■ SOURCE TEXT:
- - - - -

PRL provides Green Hydrogen update as world realises sudden urgency to switch to clean energy

  Email Sent On: 13-08-2021 10:13 a.m.

14 minute read


Share price when sent: $0.160  

Our 2021 small cap Pick of Year, Province Resources (ASX:PRL) is aiming to develop Australia’s first renewable energy powered “Green Hydrogen” project in a proposed partnership with “keen to turn green” global energy super major Total.

After spending a fair bit of time trading sideways around 13¢ after raising $18M in May, PRL finally looks ready to move upwards again.

It has emerged from its “quiet execution phase” with a broad operational update on its HyEnergy Zero Carbon HydrogenTM Project this morning, and should also be supported by clean energy tailwinds in the mainstream media this week.

The world’s attention is now firmly on the urgency to switch to clean energy after this week's Intergovernmental Panel on Climate Change (IPCC) report on climate change found that humanity is basically stuffed unless we quickly get our act together and switch to clean energy as soon as possible.

234 scientists from 66 countries took three years to bash out this report AND an accompanying summary for policy makers. It was approved by delegates from 195 countries; so it’s official — everyone agrees.

The document is “a code red for humanity,” said Antonio Guterres, secretary-general of the United Nations.

We think this report will finally create coordination of giant pools of capital (private and public) combined with supportive government policy to fast track clean energy projects like PRL’s.

Province Resources Ltd
ASX:PRL

These events have seen global oil majors move fast into clean energy, desperate to put their fat balance sheets to work in switching their business models to fit the IPCC recommendations. PRLs proposed development partner, Total, is leading the charge.

- - - - -

■ EXERCISES TO COMPLETE:
1. From the Green Hydrogen update, please list every figure it gives about who produced and approved the IPCC climate report and how long it took.
2. Pick up the Green Hydrogen update after its last sentence and continue it.

■ RAW DATA:
- - - - -

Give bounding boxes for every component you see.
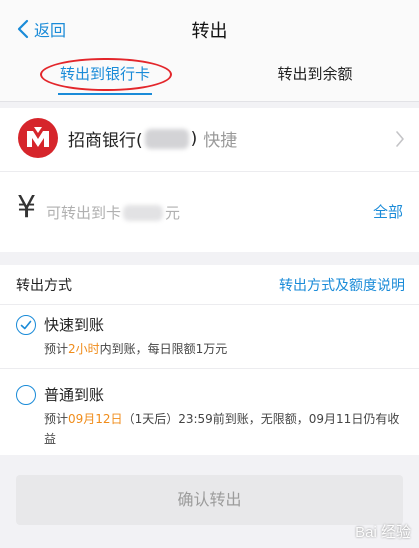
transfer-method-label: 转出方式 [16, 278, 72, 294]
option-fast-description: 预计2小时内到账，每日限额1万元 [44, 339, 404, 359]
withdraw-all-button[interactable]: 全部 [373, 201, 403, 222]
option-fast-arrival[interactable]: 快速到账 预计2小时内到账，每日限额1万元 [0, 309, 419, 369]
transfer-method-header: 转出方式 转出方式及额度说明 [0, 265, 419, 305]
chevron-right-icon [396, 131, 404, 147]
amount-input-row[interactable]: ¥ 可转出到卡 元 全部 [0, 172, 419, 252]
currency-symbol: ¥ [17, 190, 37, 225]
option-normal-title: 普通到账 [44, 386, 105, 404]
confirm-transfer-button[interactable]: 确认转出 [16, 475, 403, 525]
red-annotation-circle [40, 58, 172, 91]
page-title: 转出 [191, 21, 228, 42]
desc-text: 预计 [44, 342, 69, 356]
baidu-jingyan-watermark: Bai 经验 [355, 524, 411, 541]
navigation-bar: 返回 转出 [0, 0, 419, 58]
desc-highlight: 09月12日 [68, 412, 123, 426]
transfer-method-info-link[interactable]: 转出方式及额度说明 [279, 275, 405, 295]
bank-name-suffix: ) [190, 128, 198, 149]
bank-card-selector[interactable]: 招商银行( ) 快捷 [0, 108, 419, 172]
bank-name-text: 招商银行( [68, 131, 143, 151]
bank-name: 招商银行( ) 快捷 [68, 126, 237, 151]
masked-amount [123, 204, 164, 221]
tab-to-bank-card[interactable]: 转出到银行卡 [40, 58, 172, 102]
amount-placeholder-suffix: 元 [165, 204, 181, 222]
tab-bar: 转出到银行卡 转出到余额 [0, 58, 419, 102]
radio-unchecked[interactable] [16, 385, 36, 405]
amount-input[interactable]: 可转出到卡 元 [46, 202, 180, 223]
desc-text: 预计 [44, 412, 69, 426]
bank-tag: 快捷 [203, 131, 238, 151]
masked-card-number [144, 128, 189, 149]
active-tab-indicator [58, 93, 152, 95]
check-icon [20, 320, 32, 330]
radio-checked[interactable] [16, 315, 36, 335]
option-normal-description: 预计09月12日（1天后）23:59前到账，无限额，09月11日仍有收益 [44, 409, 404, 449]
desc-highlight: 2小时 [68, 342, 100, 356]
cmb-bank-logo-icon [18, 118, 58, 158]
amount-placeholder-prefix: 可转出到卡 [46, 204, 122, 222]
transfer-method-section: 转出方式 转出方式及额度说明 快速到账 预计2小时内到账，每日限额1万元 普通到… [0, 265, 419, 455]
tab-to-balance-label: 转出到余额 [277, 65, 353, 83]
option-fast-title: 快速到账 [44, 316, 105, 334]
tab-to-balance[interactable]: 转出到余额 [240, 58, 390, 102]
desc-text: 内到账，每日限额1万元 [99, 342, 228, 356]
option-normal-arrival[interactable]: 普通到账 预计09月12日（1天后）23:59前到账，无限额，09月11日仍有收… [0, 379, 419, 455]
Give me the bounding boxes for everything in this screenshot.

- - - - -

■ ANSWERS GIVEN:
1.
- 234 scientists
- 66 countries
- three years
- 195 countries

2.
Even coal-loving Scomo’s federal government has promised to spend an extra $539.2M on new clean energy projects, including $275.5M towards developing four more hydrogen production hubs in regional areas.

We think these macro global events are what has kicked up PRL’s share price this week, and welcome the timing of PRL’s operational update this morning.

PRL project update quick take — here are the things that instantly got our attention:

  • Offtake Discussions - this is new. Investors love an offtake agreement because it proves the company can sell the product in advance and derisks future development funding from banks and institutional investors.
  • Scoping study progress - PRL says data collection and modelling is progressing as anticipated (our view on the scoping study due date below).
  • Government / community buy in - this is the HUGE value that PRL and their WA team is adding to the project that development partner Total can’t do themselves.
  • Key appointments - building the team to get government and community support.
  • MoU with export/shipping solution - already thinking ahead on how to ship the green hydrogen to overseas markets.

Before we get into more analysis, here are the milestones PRL has progressed with today’s operational update:

PRL Scoping Study update: What everyone has been waiting for...

Obviously everyone is really keen to get an update on PRL’s scoping study.

Back in April, PRL announced that it had entered into an MoU with global energy Major Total (via clean energy subsidiary Total Eren) to fund and develop the ENTIRE clean energy wind/solar project to power the green hydrogen production. PRL retains 50% of the green hydrogen part of the project.

At the time, PRL indicated to the market that they were targeting the delivery of a scoping study and definitive agreement with Total in four months, but later clarified that the MoU does allow more time (a full 12 months) just in case the scoping study takes a bit longer.

In this video interview from last week (at 3m50s), PRL CEO Dave Frances says that:

“We are undertaking a scoping study at the moment and hopefully be winding that up in the next few months”.

His comments today on the scoping study are:

The HyEnergy Partners MoU runs for a 12-month period from April of this year, however it is the Partners’ intention to have a Scoping Study completed, Definitive Agreements executed and the Feasibility Studies advanced well within this time period.

The Scoping Study, which forms one of many activity streams currently being undertaken by the HyEnergy Partners, is proceeding extremely well because of the active collaboration between the HyEnergy Partners and their external consultants.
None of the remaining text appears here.